Data shown
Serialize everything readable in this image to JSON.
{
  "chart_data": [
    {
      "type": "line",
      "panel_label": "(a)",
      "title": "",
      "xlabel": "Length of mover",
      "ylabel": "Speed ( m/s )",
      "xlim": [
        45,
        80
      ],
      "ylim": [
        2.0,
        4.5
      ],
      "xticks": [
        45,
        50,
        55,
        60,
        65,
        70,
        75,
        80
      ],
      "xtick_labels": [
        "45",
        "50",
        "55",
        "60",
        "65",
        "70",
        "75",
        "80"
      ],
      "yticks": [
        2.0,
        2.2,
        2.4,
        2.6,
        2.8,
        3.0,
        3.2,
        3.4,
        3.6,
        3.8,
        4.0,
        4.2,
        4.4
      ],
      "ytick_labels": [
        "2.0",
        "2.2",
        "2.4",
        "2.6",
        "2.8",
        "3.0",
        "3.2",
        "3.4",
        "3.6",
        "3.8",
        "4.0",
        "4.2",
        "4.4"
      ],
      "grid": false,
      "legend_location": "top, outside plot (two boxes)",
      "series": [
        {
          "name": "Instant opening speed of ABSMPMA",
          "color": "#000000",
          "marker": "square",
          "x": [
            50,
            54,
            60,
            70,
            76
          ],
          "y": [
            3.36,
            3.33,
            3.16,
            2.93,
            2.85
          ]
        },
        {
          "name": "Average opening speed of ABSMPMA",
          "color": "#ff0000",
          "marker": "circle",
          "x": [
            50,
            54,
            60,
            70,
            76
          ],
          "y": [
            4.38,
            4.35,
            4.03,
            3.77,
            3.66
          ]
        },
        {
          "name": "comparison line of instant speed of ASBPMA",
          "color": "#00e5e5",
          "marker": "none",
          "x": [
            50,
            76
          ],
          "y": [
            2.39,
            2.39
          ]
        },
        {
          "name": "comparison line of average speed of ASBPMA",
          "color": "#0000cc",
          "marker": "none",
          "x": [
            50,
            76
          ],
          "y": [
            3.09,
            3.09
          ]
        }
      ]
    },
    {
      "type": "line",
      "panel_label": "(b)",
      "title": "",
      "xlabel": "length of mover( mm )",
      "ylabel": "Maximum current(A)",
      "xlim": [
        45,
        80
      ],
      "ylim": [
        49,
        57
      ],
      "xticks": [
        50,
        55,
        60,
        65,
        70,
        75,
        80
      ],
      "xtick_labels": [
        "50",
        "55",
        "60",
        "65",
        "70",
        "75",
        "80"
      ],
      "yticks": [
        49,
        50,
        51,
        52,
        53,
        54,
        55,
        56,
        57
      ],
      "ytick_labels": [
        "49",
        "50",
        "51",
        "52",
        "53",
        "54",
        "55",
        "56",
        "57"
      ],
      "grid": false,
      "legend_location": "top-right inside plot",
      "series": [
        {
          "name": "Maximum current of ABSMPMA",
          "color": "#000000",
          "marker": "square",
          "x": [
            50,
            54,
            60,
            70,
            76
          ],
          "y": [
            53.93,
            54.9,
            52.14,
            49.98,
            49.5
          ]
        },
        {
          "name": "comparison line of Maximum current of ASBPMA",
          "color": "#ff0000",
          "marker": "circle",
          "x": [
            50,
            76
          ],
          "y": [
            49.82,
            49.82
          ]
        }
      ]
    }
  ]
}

---

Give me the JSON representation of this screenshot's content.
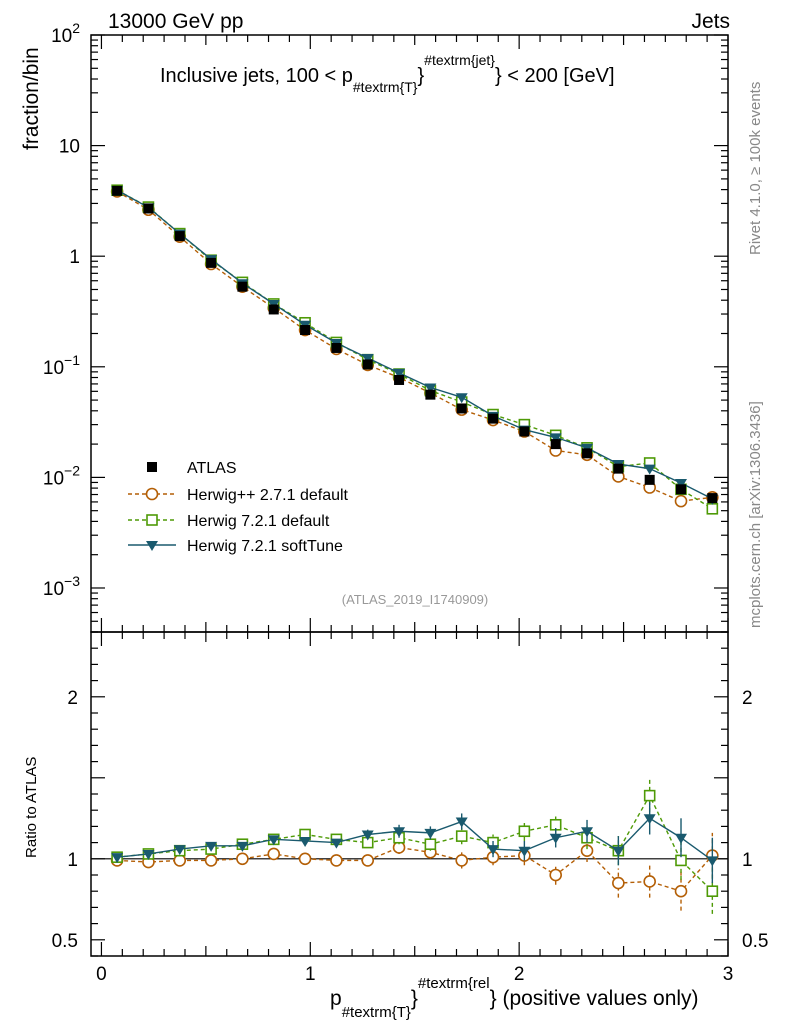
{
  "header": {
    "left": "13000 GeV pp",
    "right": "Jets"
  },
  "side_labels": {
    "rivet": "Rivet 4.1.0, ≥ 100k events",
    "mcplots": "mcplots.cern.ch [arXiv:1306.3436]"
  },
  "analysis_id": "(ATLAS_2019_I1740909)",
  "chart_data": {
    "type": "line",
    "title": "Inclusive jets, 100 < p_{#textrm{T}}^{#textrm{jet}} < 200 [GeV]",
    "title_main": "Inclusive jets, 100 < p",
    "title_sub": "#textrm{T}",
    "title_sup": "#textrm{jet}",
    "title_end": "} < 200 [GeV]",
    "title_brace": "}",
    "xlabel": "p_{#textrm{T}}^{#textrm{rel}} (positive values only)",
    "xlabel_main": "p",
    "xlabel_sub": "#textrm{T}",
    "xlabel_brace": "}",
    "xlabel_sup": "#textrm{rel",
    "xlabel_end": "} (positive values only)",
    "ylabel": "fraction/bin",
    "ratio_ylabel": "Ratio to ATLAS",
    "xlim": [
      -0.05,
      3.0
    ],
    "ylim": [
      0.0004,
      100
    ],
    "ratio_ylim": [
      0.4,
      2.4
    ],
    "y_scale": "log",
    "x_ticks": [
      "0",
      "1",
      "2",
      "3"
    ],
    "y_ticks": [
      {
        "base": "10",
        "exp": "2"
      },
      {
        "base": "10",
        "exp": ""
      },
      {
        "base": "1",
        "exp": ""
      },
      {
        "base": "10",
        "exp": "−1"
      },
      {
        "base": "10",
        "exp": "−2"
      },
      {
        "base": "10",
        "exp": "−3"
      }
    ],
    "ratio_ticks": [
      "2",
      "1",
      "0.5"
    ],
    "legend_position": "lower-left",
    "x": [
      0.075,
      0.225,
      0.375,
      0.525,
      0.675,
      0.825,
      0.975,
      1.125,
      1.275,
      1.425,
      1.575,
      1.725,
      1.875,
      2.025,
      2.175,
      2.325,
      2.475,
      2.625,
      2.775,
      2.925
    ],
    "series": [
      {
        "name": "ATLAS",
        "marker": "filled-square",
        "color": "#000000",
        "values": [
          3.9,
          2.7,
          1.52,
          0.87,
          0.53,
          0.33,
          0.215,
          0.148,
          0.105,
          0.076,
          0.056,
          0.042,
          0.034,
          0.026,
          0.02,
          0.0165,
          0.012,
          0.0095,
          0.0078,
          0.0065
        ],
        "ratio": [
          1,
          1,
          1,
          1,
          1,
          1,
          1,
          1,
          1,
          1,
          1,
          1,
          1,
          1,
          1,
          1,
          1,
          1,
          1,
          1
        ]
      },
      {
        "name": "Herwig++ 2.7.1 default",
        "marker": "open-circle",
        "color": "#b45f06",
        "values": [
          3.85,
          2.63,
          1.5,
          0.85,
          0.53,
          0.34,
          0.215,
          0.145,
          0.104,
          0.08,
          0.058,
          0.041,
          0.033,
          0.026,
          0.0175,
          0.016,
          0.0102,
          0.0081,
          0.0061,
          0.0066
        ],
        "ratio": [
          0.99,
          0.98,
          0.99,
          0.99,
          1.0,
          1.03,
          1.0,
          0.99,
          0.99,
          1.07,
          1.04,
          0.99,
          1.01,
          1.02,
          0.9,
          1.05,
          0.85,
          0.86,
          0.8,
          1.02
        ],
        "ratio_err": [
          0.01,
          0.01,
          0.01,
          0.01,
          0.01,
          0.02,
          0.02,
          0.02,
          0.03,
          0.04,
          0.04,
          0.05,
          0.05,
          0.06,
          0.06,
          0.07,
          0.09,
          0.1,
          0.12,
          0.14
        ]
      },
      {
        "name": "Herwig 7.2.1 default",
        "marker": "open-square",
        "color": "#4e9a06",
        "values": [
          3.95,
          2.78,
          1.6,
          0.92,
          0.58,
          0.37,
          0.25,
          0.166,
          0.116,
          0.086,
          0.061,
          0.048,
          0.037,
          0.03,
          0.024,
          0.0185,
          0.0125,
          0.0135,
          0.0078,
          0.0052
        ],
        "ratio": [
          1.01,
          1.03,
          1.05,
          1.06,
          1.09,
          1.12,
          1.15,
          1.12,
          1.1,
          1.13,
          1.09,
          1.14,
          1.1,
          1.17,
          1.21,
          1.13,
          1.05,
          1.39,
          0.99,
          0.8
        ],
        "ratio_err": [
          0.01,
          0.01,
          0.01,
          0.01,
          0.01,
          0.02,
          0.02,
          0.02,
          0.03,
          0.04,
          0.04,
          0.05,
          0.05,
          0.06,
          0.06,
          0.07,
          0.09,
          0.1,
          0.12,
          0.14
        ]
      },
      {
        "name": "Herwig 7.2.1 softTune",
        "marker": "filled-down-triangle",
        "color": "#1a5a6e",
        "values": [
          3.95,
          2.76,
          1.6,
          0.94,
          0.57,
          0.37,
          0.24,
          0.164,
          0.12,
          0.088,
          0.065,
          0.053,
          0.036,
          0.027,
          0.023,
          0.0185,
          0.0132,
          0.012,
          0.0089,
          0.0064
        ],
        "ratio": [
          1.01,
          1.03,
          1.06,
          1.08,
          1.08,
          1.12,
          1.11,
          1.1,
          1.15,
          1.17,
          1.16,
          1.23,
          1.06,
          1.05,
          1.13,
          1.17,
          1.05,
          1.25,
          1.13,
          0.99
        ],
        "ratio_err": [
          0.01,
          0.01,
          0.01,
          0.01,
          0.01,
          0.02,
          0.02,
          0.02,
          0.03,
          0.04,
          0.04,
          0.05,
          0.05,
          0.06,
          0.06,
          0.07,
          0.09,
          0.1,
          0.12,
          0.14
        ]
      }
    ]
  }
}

Problem details
Identify and copy all lines with the word "color".

Reply to the exercise
          "color": "#000000",
          "color": "#ff0000",
          "color": "#00e5e5",
          "color": "#0000cc",
          "color": "#000000",
          "color": "#ff0000",
        "color": "#000000",
        "color": "#b45f06",
        "color": "#4e9a06",
        "color": "#1a5a6e",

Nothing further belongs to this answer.